TASK STATEMENT »
Pick out every line that holds the string "新闻热线" and copy it.

A run of records
* Begin *

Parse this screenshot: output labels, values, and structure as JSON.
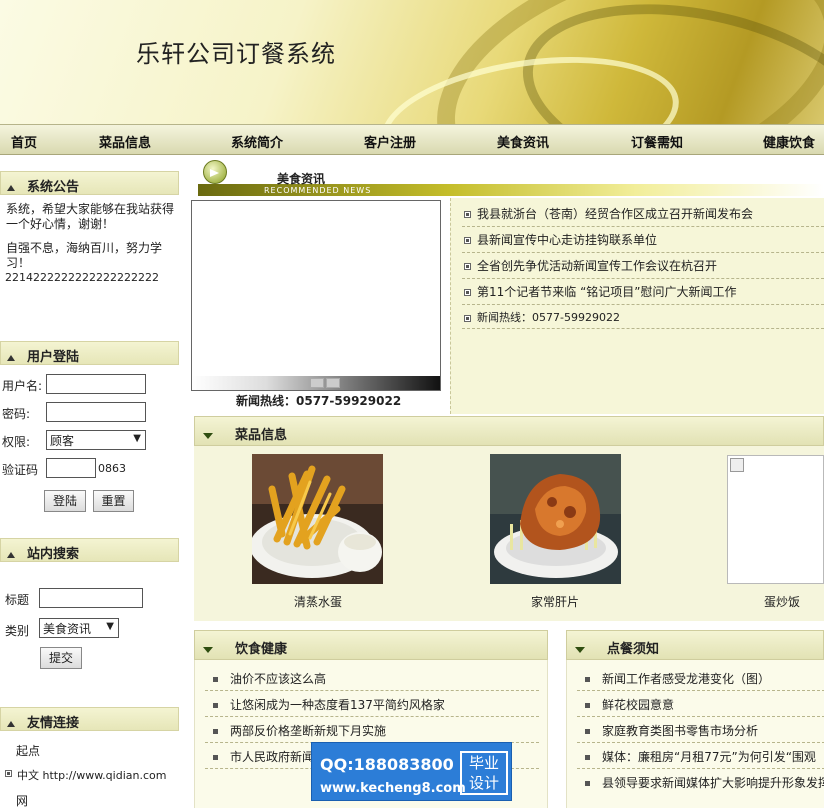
{
  "header": {
    "title": "乐轩公司订餐系统"
  },
  "nav": {
    "items": [
      "首页",
      "菜品信息",
      "系统简介",
      "客户注册",
      "美食资讯",
      "订餐需知",
      "健康饮食"
    ]
  },
  "notice": {
    "title": "系统公告",
    "line1": "系统，希望大家能够在我站获得一个好心情，谢谢！",
    "line2": "自强不息，海纳百川，努力学习！",
    "line3": "2214222222222222222222"
  },
  "login": {
    "title": "用户登陆",
    "username_label": "用户名:",
    "password_label": "密码:",
    "role_label": "权限:",
    "role_value": "顾客",
    "captcha_label": "验证码",
    "captcha_code": "0863",
    "login_button": "登陆",
    "reset_button": "重置"
  },
  "search": {
    "title": "站内搜索",
    "title_label": "标题",
    "category_label": "类别",
    "category_value": "美食资讯",
    "submit_button": "提交"
  },
  "links": {
    "title": "友情连接",
    "item1": "起点",
    "item2": "中文 http://www.qidian.com",
    "item3": "网"
  },
  "news": {
    "title": "美食资讯",
    "subtitle": "RECOMMENDED NEWS",
    "hotline_under": "新闻热线：0577-59929022",
    "items": [
      "我县就浙台（苍南）经贸合作区成立召开新闻发布会",
      "县新闻宣传中心走访挂钩联系单位",
      "全省创先争优活动新闻宣传工作会议在杭召开",
      "第11个记者节来临 “铭记项目”慰问广大新闻工作",
      "新闻热线：0577-59929022"
    ]
  },
  "dishes": {
    "title": "菜品信息",
    "items": [
      "清蒸水蛋",
      "家常肝片",
      "蛋炒饭"
    ]
  },
  "health": {
    "title": "饮食健康",
    "items": [
      "油价不应该这么高",
      "让悠闲成为一种态度看137平简约风格家",
      "两部反价格垄断新规下月实施",
      "市人民政府新闻"
    ]
  },
  "order_notice": {
    "title": "点餐须知",
    "items": [
      "新闻工作者感受龙港变化（图）",
      "鲜花校园意意",
      "家庭教育类图书零售市场分析",
      "媒体：廉租房“月租77元”为何引发“围观",
      "县领导要求新闻媒体扩大影响提升形象发挥"
    ]
  },
  "watermark": {
    "qq": "QQ:188083800",
    "site": "www.kecheng8.com",
    "tag1": "毕业",
    "tag2": "设计"
  }
}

* End *

WORKED SOLUTION »
    "hotline_under": "新闻热线：0577-59929022",
      "新闻热线：0577-59929022"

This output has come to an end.